Task prompt ▸
Write out all of the lines below, exactly and completely.

Source records ▸
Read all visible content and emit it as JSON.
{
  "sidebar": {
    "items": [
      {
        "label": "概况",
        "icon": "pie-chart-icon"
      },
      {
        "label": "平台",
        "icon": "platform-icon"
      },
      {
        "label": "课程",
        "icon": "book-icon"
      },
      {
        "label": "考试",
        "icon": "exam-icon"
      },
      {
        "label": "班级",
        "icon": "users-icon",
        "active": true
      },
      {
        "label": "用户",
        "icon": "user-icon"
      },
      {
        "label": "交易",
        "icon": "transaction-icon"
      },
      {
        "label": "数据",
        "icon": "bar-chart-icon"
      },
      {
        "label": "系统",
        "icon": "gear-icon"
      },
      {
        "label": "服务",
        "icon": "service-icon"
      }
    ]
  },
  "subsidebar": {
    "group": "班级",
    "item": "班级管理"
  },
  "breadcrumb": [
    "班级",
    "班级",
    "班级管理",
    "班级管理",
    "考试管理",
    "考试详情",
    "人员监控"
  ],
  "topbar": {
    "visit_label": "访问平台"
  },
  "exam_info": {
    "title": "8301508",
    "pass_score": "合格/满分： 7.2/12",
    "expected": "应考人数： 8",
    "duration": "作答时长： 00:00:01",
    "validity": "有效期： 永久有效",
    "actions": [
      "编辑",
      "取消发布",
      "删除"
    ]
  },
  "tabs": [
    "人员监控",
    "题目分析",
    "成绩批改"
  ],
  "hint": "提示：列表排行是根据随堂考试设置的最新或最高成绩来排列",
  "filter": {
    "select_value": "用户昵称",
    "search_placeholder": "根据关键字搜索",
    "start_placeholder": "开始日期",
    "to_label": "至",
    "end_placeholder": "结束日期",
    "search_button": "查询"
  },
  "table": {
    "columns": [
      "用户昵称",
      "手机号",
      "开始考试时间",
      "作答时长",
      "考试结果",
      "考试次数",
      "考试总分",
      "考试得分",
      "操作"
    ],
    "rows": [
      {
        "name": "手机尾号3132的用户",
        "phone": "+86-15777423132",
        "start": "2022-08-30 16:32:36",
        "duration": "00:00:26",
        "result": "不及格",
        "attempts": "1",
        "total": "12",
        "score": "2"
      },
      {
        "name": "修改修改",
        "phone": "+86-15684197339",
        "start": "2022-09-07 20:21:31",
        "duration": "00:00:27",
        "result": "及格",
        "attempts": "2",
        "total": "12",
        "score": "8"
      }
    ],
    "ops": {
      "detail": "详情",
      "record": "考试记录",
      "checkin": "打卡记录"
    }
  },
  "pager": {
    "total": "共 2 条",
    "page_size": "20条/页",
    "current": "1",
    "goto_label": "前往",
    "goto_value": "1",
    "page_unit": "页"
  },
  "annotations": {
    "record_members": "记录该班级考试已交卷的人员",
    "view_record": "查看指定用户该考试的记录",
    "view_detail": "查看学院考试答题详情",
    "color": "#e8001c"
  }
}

Output for this exercise ▸
Read all visible content and emit it as JSON.
{
  "sidebar": {
    "items": [
      {
        "label": "概况",
        "icon": "pie-chart-icon"
      },
      {
        "label": "平台",
        "icon": "platform-icon"
      },
      {
        "label": "课程",
        "icon": "book-icon"
      },
      {
        "label": "考试",
        "icon": "exam-icon"
      },
      {
        "label": "班级",
        "icon": "users-icon",
        "active": true
      },
      {
        "label": "用户",
        "icon": "user-icon"
      },
      {
        "label": "交易",
        "icon": "transaction-icon"
      },
      {
        "label": "数据",
        "icon": "bar-chart-icon"
      },
      {
        "label": "系统",
        "icon": "gear-icon"
      },
      {
        "label": "服务",
        "icon": "service-icon"
      }
    ]
  },
  "subsidebar": {
    "group": "班级",
    "item": "班级管理"
  },
  "breadcrumb": [
    "班级",
    "班级",
    "班级管理",
    "班级管理",
    "考试管理",
    "考试详情",
    "人员监控"
  ],
  "topbar": {
    "visit_label": "访问平台"
  },
  "exam_info": {
    "title": "8301508",
    "pass_score": "合格/满分： 7.2/12",
    "expected": "应考人数： 8",
    "duration": "作答时长： 00:00:01",
    "validity": "有效期： 永久有效",
    "actions": [
      "编辑",
      "取消发布",
      "删除"
    ]
  },
  "tabs": [
    "人员监控",
    "题目分析",
    "成绩批改"
  ],
  "hint": "提示：列表排行是根据随堂考试设置的最新或最高成绩来排列",
  "filter": {
    "select_value": "用户昵称",
    "search_placeholder": "根据关键字搜索",
    "start_placeholder": "开始日期",
    "to_label": "至",
    "end_placeholder": "结束日期",
    "search_button": "查询"
  },
  "table": {
    "columns": [
      "用户昵称",
      "手机号",
      "开始考试时间",
      "作答时长",
      "考试结果",
      "考试次数",
      "考试总分",
      "考试得分",
      "操作"
    ],
    "rows": [
      {
        "name": "手机尾号3132的用户",
        "phone": "+86-15777423132",
        "start": "2022-08-30 16:32:36",
        "duration": "00:00:26",
        "result": "不及格",
        "attempts": "1",
        "total": "12",
        "score": "2"
      },
      {
        "name": "修改修改",
        "phone": "+86-15684197339",
        "start": "2022-09-07 20:21:31",
        "duration": "00:00:27",
        "result": "及格",
        "attempts": "2",
        "total": "12",
        "score": "8"
      }
    ],
    "ops": {
      "detail": "详情",
      "record": "考试记录",
      "checkin": "打卡记录"
    }
  },
  "pager": {
    "total": "共 2 条",
    "page_size": "20条/页",
    "current": "1",
    "goto_label": "前往",
    "goto_value": "1",
    "page_unit": "页"
  },
  "annotations": {
    "record_members": "记录该班级考试已交卷的人员",
    "view_record": "查看指定用户该考试的记录",
    "view_detail": "查看学院考试答题详情",
    "color": "#e8001c"
  }
}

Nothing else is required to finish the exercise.